| BRIEF |
Emit the data below verbatim, stripping out any pictures.

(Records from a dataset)
§
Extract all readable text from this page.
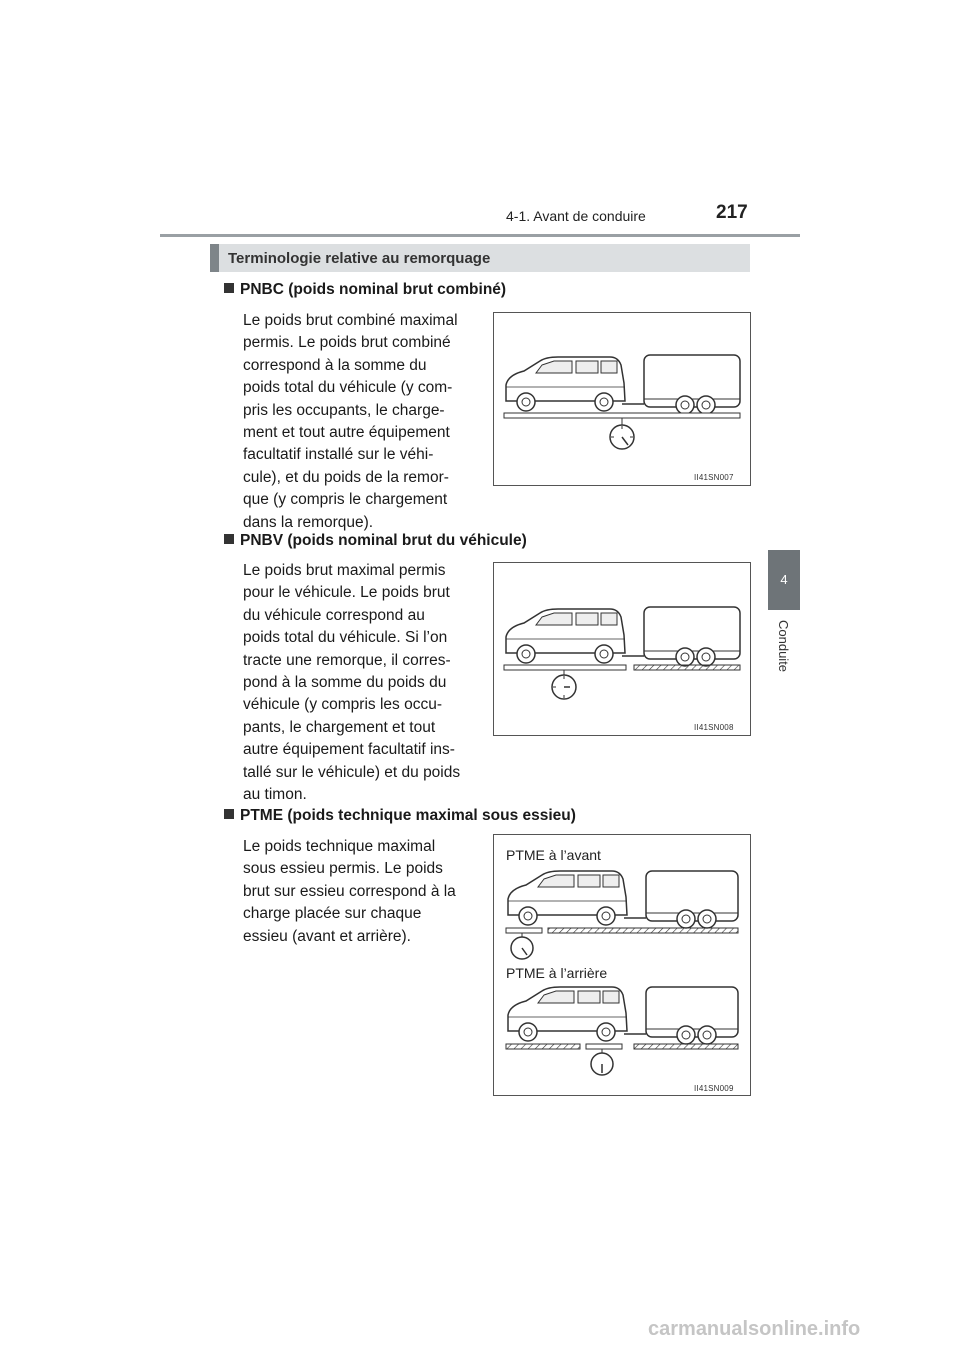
4-1. Avant de conduire	217
4
Conduite
Terminologie relative au remorquage
PNBC (poids nominal brut combiné)
Le poids brut combiné maximal
permis. Le poids brut combiné
correspond à la somme du
poids total du véhicule (y com-
pris les occupants, le charge-
ment et tout autre équipement
facultatif installé sur le véhi-
cule), et du poids de la remor-
que (y compris le chargement
dans la remorque).
II41SN007
PNBV (poids nominal brut du véhicule)
Le poids brut maximal permis
pour le véhicule. Le poids brut
du véhicule correspond au
poids total du véhicule. Si l’on
tracte une remorque, il corres-
pond à la somme du poids du
véhicule (y compris les occu-
pants, le chargement et tout
autre équipement facultatif ins-
tallé sur le véhicule) et du poids
au timon.
II41SN008
PTME (poids technique maximal sous essieu)
Le poids technique maximal
sous essieu permis. Le poids
brut sur essieu correspond à la
charge placée sur chaque
essieu (avant et arrière).
PTME à l’avant
PTME à l’arrière
II41SN009
carmanualsonline.info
§
| COMPLETE ANSWER |
Extract all readable text from this page.
4-1. Avant de conduire	217
4
Conduite
Terminologie relative au remorquage
PNBC (poids nominal brut combiné)
Le poids brut combiné maximal
permis. Le poids brut combiné
correspond à la somme du
poids total du véhicule (y com-
pris les occupants, le charge-
ment et tout autre équipement
facultatif installé sur le véhi-
cule), et du poids de la remor-
que (y compris le chargement
dans la remorque).
II41SN007
PNBV (poids nominal brut du véhicule)
Le poids brut maximal permis
pour le véhicule. Le poids brut
du véhicule correspond au
poids total du véhicule. Si l’on
tracte une remorque, il corres-
pond à la somme du poids du
véhicule (y compris les occu-
pants, le chargement et tout
autre équipement facultatif ins-
tallé sur le véhicule) et du poids
au timon.
II41SN008
PTME (poids technique maximal sous essieu)
Le poids technique maximal
sous essieu permis. Le poids
brut sur essieu correspond à la
charge placée sur chaque
essieu (avant et arrière).
PTME à l’avant
PTME à l’arrière
II41SN009
carmanualsonline.info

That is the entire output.